REQUEST: Filter the records below and copy every line containing the word "只有风长气静".

DATASET RECORDS:
^^^^^^^^

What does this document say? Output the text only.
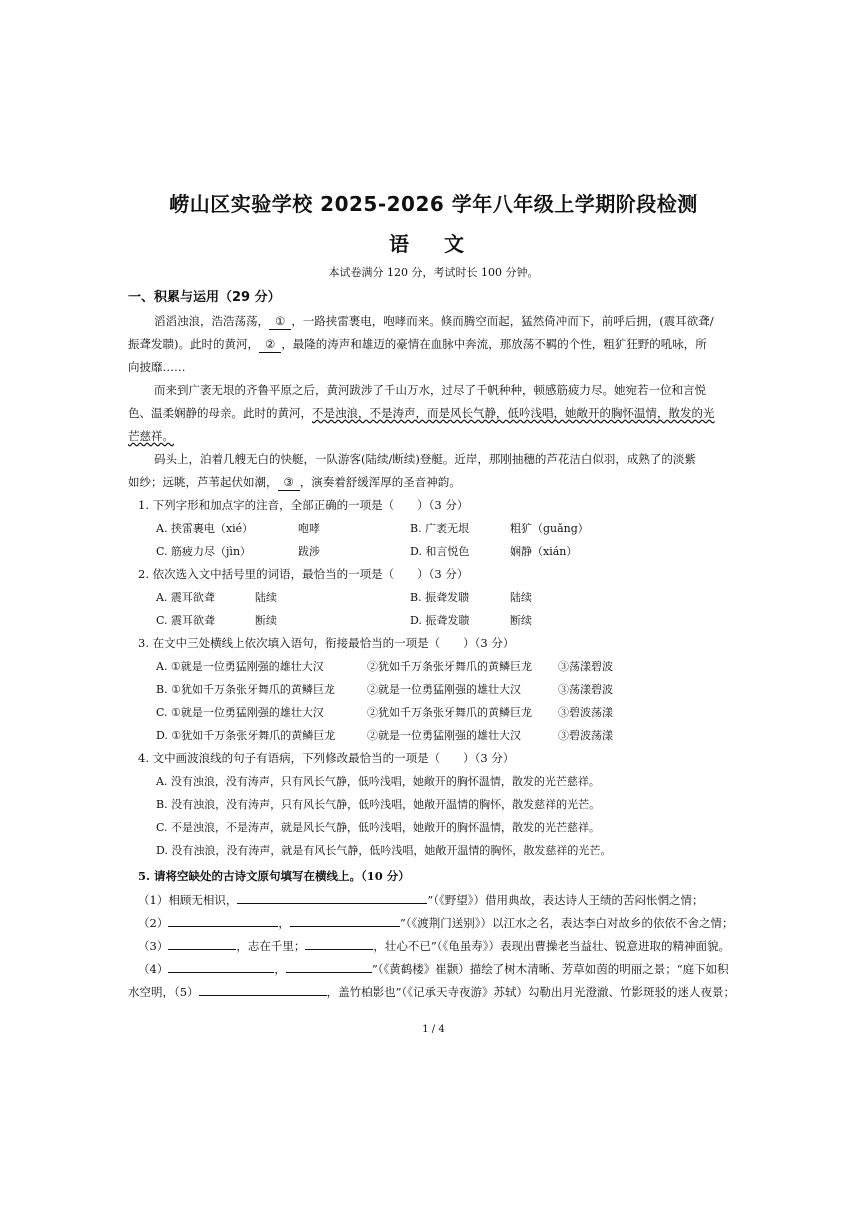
崂山区实验学校 2025-2026 学年八年级上学期阶段检测
语 文
本试卷满分 120 分，考试时长 100 分钟。
一、积累与运用（29 分）
滔滔浊浪，浩浩荡荡， ① ，一路挟雷裹电，咆哮而来。倏而腾空而起，猛然倚冲而下，前呼后拥，(震耳欲聋/
振聋发聩)。此时的黄河， ② ，最隆的涛声和雄迈的豪情在血脉中奔流，那放荡不羁的个性，粗犷狂野的吼咏，所
向披靡……
而来到广袤无垠的齐鲁平原之后，黄河跋涉了千山万水，过尽了千帆种种，顿感筋疲力尽。她宛若一位和言悦
色、温柔娴静的母亲。此时的黄河，不是浊浪，不是涛声，而是风长气静，低吟浅唱，她敞开的胸怀温情，散发的光
芒慈祥。
码头上，泊着几艘无白的快艇，一队游客(陆续/断续)登艇。近岸，那刚抽穗的芦花洁白似羽，成熟了的淡紫
如纱；远眺，芦苇起伏如潮， ③ ，演奏着舒缓浑厚的圣音神韵。
1. 下列字形和加点字的注音，全部正确的一项是（　　）（3 分）
A. 挟雷裹电（xié）	咆哮	B. 广袤无垠	粗犷（guǎng）
C. 筋疲力尽（jìn）	跋涉	D. 和言悦色	娴静（xián）
2. 依次选入文中括号里的词语，最恰当的一项是（　　）（3 分）
A. 震耳欲聋	陆续	B. 振聋发聩	陆续
C. 震耳欲聋	断续	D. 振聋发聩	断续
3. 在文中三处横线上依次填入语句，衔接最恰当的一项是（　　）（3 分）
A. ①就是一位勇猛刚强的雄壮大汉	②犹如千万条张牙舞爪的黄鳞巨龙 ③荡漾碧波
B. ①犹如千万条张牙舞爪的黄鳞巨龙	②就是一位勇猛刚强的雄壮大汉	③荡漾碧波
C. ①就是一位勇猛刚强的雄壮大汉	②犹如千万条张牙舞爪的黄鳞巨龙 ③碧波荡漾
D. ①犹如千万条张牙舞爪的黄鳞巨龙	②就是一位勇猛刚强的雄壮大汉	③碧波荡漾
4. 文中画波浪线的句子有语病，下列修改最恰当的一项是（　　）（3 分）
A. 没有浊浪，没有涛声，只有风长气静，低吟浅唱，她敞开的胸怀温情，散发的光芒慈祥。
B. 没有浊浪，没有涛声，只有风长气静，低吟浅唱，她敞开温情的胸怀，散发慈祥的光芒。
C. 不是浊浪，不是涛声，就是风长气静，低吟浅唱，她敞开的胸怀温情，散发的光芒慈祥。
D. 没有浊浪，没有涛声，就是有风长气静，低吟浅唱，她敞开温情的胸怀，散发慈祥的光芒。
5. 请将空缺处的古诗文原句填写在横线上。（10 分）
（1）相顾无相识，	”（《野望》）借用典故，表达诗人王绩的苦闷怅惘之情；
（2）	，	”（《渡荆门送别》）以江水之名，表达李白对故乡的依依不舍之情；
（3）	，志在千里；	，壮心不已”（《龟虽寿》）表现出曹操老当益壮、锐意进取的精神面貌。
（4）	，	”（《黄鹤楼》崔颢）描绘了树木清晰、芳草如茵的明丽之景；“庭下如积
水空明，（5）	，盖竹柏影也”（《记承天寺夜游》苏轼）勾勒出月光澄澈、竹影斑驳的迷人夜景；
1 / 4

^^^^^^^^

WRITTEN ANSWER:
A. 没有浊浪，没有涛声，只有风长气静，低吟浅唱，她敞开的胸怀温情，散发的光芒慈祥。
B. 没有浊浪，没有涛声，只有风长气静，低吟浅唱，她敞开温情的胸怀，散发慈祥的光芒。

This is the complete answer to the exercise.